- _Exercise brief_: In the records below, print each line exactly and leave every image out.

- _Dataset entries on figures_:
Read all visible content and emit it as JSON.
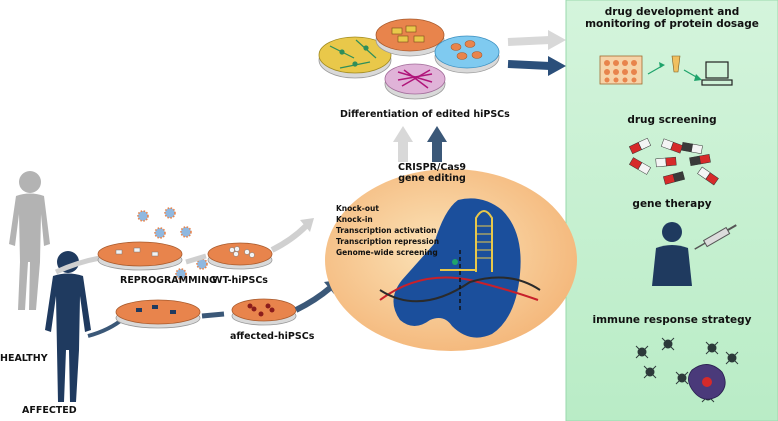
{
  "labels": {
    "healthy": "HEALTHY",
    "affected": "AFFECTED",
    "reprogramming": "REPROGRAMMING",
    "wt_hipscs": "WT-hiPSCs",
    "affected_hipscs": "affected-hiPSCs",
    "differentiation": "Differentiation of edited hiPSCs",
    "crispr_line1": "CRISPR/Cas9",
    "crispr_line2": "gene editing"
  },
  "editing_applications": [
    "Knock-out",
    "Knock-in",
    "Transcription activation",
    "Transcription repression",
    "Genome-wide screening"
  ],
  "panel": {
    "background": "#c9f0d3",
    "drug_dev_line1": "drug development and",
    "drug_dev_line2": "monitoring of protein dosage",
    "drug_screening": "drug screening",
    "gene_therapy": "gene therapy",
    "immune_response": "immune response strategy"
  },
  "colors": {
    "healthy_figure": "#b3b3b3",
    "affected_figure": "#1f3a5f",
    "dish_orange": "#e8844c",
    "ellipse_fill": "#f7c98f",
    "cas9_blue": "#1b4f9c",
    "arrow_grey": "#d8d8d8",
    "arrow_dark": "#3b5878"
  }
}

- _Written solution_:
Read all visible content and emit it as JSON.
{
  "labels": {
    "healthy": "HEALTHY",
    "affected": "AFFECTED",
    "reprogramming": "REPROGRAMMING",
    "wt_hipscs": "WT-hiPSCs",
    "affected_hipscs": "affected-hiPSCs",
    "differentiation": "Differentiation of edited hiPSCs",
    "crispr_line1": "CRISPR/Cas9",
    "crispr_line2": "gene editing"
  },
  "editing_applications": [
    "Knock-out",
    "Knock-in",
    "Transcription activation",
    "Transcription repression",
    "Genome-wide screening"
  ],
  "panel": {
    "background": "#c9f0d3",
    "drug_dev_line1": "drug development and",
    "drug_dev_line2": "monitoring of protein dosage",
    "drug_screening": "drug screening",
    "gene_therapy": "gene therapy",
    "immune_response": "immune response strategy"
  },
  "colors": {
    "healthy_figure": "#b3b3b3",
    "affected_figure": "#1f3a5f",
    "dish_orange": "#e8844c",
    "ellipse_fill": "#f7c98f",
    "cas9_blue": "#1b4f9c",
    "arrow_grey": "#d8d8d8",
    "arrow_dark": "#3b5878"
  }
}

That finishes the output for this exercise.